**Exercise goal**
Set down every record once more, exactly as given.

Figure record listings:
++++++++++

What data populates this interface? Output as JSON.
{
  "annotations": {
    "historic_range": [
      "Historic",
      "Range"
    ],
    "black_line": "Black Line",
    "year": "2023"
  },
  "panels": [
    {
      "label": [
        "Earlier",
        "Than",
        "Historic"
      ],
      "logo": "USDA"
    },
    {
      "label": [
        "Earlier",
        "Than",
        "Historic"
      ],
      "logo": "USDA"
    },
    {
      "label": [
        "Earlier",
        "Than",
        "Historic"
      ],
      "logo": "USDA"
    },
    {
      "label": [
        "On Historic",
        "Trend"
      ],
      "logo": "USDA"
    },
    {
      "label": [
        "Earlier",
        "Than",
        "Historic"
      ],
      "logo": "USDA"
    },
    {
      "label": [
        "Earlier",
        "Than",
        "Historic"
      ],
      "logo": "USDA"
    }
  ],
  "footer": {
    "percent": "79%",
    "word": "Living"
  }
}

++++++++++

**Answer to the problem**
What data populates this interface? Output as JSON.
{
  "annotations": {
    "historic_range": [
      "Historic",
      "Range"
    ],
    "black_line": "Black Line",
    "year": "2023"
  },
  "panels": [
    {
      "label": [
        "Earlier",
        "Than",
        "Historic"
      ],
      "logo": "USDA"
    },
    {
      "label": [
        "Earlier",
        "Than",
        "Historic"
      ],
      "logo": "USDA"
    },
    {
      "label": [
        "Earlier",
        "Than",
        "Historic"
      ],
      "logo": "USDA"
    },
    {
      "label": [
        "On Historic",
        "Trend"
      ],
      "logo": "USDA"
    },
    {
      "label": [
        "Earlier",
        "Than",
        "Historic"
      ],
      "logo": "USDA"
    },
    {
      "label": [
        "Earlier",
        "Than",
        "Historic"
      ],
      "logo": "USDA"
    }
  ],
  "footer": {
    "percent": "79%",
    "word": "Living"
  }
}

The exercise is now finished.